[begin RECORDS SHOWN]

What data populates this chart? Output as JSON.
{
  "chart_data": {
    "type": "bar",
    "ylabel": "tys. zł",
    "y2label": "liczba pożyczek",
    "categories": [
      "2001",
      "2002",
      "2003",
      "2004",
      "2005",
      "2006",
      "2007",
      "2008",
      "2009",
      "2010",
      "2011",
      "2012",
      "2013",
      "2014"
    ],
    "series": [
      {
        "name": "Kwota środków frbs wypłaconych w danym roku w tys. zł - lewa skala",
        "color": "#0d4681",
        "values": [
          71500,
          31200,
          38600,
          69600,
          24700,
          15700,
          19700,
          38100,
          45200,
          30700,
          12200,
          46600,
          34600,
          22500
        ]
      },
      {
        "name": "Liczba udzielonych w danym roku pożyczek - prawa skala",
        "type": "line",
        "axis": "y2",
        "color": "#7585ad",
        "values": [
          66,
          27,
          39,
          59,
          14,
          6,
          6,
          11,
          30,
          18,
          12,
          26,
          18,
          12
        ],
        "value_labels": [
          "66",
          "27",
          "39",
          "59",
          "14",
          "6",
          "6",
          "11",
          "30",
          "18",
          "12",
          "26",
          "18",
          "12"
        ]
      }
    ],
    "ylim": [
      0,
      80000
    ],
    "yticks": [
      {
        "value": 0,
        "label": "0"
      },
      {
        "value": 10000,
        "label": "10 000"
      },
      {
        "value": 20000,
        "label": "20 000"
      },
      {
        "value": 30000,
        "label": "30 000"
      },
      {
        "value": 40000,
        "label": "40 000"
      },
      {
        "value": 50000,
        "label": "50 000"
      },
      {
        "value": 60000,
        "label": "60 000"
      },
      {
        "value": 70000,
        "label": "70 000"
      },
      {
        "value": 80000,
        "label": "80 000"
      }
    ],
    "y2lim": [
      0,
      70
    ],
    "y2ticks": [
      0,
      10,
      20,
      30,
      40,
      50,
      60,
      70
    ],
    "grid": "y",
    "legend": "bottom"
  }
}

[end RECORDS SHOWN]
[begin RECORDS SHOWN]

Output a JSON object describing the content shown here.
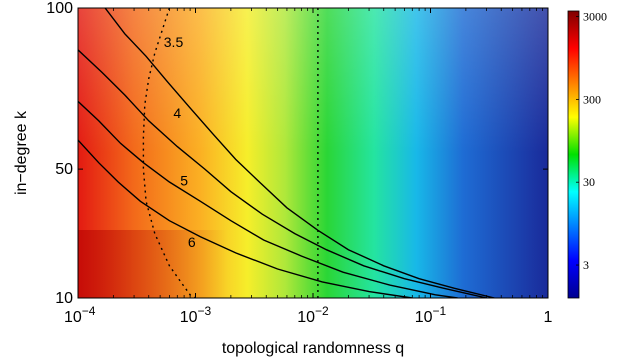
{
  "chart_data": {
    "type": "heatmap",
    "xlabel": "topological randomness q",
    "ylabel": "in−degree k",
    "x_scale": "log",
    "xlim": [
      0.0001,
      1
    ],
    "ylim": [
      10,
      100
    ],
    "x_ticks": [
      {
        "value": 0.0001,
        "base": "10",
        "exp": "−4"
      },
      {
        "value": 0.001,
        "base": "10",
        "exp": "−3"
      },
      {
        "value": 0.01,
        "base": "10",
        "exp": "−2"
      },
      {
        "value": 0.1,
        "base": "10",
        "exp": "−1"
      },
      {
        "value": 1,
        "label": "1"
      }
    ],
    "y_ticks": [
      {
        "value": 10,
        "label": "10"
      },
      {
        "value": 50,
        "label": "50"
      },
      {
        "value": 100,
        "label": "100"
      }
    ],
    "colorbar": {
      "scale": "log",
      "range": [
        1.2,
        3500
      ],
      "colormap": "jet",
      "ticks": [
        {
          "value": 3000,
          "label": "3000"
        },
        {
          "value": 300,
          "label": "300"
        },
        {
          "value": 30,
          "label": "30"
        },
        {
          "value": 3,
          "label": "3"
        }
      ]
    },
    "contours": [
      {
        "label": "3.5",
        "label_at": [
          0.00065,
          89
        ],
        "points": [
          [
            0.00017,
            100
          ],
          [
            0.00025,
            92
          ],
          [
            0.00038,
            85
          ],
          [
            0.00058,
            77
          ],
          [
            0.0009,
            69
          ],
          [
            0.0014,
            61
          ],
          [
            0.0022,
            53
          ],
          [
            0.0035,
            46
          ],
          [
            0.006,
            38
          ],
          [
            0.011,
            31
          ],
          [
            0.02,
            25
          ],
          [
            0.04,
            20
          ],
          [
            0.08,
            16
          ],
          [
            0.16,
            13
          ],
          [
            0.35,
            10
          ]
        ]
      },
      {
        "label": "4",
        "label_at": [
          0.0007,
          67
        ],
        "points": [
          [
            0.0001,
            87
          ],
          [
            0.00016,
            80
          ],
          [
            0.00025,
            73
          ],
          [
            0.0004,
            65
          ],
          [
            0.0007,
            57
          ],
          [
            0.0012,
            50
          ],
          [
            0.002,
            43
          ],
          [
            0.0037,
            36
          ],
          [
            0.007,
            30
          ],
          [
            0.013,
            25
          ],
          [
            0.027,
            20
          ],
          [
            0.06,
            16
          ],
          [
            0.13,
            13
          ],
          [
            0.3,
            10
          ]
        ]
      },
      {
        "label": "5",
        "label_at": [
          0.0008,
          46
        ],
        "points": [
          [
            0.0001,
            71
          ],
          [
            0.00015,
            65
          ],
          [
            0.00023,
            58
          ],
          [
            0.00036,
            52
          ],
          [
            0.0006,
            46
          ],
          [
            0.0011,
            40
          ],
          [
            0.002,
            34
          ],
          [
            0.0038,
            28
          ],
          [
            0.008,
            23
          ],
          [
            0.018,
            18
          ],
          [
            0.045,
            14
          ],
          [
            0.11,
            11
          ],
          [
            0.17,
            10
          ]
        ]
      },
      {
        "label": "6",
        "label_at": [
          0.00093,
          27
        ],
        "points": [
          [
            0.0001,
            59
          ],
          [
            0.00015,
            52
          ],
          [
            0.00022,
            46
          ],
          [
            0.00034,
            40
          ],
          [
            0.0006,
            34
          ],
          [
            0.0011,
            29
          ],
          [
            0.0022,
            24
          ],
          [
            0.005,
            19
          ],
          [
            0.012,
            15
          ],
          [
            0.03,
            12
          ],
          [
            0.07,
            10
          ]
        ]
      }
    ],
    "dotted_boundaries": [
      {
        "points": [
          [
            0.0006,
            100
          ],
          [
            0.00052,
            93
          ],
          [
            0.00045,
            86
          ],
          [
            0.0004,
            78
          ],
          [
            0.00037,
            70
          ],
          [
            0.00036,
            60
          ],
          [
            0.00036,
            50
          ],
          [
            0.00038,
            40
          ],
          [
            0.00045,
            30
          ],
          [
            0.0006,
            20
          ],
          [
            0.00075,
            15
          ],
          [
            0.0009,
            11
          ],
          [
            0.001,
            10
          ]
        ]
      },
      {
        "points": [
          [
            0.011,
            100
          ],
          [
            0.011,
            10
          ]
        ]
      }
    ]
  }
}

[end RECORDS SHOWN]

▶ _INSTRUCTIONS FOR THE TASK_
Filter the listing above for the string "name" and copy every matching line.

▶ _RESPONSE TO THIS TASK_
        "name": "Kwota środków frbs wypłaconych w danym roku w tys. zł - lewa skala",
        "name": "Liczba udzielonych w danym roku pożyczek - prawa skala",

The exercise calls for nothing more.